### Direction
From the entries below, say how many lines carry the word "both", and give nothing but the number.

### Provided records
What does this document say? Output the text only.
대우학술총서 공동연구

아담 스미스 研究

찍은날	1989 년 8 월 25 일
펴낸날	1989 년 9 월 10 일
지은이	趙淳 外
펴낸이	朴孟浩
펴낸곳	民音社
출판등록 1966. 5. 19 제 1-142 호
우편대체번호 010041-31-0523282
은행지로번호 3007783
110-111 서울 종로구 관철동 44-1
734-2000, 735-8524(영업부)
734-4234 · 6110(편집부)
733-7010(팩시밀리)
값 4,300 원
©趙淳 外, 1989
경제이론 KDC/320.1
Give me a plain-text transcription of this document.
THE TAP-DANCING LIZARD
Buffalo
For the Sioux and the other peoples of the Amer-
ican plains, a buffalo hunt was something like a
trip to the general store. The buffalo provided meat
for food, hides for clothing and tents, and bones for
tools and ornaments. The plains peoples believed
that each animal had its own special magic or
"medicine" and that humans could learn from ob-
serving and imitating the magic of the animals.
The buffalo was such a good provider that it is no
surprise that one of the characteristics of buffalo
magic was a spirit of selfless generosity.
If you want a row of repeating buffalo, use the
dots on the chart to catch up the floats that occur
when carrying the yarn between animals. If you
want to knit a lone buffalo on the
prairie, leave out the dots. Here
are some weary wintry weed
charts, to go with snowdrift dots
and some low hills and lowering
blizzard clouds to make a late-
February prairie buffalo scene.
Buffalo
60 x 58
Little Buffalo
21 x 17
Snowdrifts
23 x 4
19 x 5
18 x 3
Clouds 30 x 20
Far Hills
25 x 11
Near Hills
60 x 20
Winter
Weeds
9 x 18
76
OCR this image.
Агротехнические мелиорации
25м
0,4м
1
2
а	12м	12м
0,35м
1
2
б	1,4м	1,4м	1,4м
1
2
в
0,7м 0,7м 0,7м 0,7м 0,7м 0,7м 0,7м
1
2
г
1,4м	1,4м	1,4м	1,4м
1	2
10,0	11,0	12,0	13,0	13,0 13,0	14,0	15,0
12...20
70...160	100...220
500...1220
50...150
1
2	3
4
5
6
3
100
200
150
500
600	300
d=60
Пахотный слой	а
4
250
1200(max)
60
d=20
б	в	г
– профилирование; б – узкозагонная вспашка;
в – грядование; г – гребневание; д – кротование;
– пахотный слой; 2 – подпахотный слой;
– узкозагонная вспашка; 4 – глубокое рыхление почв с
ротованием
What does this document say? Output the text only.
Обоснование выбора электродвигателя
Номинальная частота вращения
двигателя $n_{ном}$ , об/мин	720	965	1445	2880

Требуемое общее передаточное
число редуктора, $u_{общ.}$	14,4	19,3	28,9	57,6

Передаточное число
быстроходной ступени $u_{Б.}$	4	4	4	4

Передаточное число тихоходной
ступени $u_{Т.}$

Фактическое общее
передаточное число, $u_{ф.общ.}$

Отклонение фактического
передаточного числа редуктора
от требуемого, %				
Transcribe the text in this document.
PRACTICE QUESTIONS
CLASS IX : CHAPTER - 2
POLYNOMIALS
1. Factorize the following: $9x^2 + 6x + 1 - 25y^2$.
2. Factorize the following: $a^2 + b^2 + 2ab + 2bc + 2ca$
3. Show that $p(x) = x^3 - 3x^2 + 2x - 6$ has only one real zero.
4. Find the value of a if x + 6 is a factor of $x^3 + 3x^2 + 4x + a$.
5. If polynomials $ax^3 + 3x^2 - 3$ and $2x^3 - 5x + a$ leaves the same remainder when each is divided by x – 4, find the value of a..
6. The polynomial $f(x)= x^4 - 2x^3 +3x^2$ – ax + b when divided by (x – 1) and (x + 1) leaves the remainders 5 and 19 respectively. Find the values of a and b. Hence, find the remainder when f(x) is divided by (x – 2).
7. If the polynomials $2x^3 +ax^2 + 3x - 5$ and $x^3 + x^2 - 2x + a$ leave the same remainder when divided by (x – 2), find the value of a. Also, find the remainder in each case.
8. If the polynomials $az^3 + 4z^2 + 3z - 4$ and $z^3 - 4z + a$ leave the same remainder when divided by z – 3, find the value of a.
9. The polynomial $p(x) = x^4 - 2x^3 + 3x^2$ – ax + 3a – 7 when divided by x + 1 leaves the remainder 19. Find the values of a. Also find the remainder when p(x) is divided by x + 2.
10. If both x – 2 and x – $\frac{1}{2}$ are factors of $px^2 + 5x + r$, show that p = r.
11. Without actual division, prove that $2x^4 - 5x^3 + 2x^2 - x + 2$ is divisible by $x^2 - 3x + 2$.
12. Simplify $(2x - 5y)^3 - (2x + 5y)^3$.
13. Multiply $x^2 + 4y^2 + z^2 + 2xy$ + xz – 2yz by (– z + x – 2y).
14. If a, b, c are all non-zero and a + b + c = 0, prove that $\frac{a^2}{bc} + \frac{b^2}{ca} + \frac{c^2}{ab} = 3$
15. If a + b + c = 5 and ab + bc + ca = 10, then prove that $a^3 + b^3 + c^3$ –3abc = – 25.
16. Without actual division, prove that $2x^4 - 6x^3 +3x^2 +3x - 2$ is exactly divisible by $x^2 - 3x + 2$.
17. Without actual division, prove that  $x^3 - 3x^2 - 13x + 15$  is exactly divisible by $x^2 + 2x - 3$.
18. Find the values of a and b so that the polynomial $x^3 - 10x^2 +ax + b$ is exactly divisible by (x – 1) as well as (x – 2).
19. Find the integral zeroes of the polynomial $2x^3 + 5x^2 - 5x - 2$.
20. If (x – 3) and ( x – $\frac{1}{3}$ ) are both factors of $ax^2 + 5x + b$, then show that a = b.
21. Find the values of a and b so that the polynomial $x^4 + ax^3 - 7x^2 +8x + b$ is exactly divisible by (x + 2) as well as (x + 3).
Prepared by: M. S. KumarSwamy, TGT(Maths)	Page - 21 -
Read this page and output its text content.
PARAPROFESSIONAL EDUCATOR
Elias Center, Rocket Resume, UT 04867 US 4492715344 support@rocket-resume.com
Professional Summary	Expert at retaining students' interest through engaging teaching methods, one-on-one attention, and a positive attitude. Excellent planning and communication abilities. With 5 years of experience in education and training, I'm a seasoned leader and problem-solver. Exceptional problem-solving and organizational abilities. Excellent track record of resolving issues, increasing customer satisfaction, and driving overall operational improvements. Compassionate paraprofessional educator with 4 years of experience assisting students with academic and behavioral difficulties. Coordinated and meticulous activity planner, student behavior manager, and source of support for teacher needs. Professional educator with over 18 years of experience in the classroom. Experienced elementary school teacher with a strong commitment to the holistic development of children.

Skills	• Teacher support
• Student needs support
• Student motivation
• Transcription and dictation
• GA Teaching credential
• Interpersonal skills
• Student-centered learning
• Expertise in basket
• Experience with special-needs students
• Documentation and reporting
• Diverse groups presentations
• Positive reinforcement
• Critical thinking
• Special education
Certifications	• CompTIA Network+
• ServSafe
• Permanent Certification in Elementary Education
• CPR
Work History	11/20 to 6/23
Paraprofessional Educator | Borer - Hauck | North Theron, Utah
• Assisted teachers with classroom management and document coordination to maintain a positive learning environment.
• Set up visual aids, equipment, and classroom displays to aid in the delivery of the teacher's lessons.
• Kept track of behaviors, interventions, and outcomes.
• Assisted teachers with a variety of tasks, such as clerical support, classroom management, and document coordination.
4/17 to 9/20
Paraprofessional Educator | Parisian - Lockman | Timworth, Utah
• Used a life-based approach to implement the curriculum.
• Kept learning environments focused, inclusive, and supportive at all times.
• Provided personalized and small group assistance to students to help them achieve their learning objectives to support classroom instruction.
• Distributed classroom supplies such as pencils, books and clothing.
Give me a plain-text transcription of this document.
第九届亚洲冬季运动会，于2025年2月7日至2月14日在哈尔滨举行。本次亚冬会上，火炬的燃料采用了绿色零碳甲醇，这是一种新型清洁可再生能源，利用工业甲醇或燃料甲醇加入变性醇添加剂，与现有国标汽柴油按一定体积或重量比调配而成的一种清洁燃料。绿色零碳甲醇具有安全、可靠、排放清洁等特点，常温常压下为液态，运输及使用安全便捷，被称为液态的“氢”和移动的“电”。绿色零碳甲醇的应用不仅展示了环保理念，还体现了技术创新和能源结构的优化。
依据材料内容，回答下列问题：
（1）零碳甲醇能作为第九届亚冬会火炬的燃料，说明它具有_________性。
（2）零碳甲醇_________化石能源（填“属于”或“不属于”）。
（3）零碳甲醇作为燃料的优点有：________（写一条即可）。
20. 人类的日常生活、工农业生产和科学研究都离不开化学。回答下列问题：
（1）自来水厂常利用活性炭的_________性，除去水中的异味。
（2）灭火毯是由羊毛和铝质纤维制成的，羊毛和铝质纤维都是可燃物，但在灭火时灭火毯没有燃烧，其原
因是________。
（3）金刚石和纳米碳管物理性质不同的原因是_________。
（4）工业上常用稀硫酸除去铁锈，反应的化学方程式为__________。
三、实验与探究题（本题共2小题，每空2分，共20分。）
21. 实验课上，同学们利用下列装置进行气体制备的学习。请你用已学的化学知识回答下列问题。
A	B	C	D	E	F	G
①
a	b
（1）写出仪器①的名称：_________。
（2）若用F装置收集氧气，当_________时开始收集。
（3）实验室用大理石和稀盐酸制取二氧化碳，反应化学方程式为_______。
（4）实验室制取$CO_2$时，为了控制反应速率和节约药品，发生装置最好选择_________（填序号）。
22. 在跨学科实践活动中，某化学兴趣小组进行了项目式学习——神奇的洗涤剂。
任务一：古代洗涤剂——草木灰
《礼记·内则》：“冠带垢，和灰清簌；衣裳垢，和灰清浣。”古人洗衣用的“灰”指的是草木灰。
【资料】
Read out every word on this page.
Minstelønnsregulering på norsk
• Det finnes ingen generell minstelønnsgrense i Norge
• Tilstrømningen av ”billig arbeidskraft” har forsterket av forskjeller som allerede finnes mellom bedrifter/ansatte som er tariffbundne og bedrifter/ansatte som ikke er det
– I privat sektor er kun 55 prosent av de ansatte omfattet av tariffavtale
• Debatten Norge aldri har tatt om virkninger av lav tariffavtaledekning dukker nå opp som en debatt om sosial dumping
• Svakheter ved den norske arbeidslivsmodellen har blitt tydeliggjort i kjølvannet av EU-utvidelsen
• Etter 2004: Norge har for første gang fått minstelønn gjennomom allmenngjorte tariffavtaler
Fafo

### Task answer
2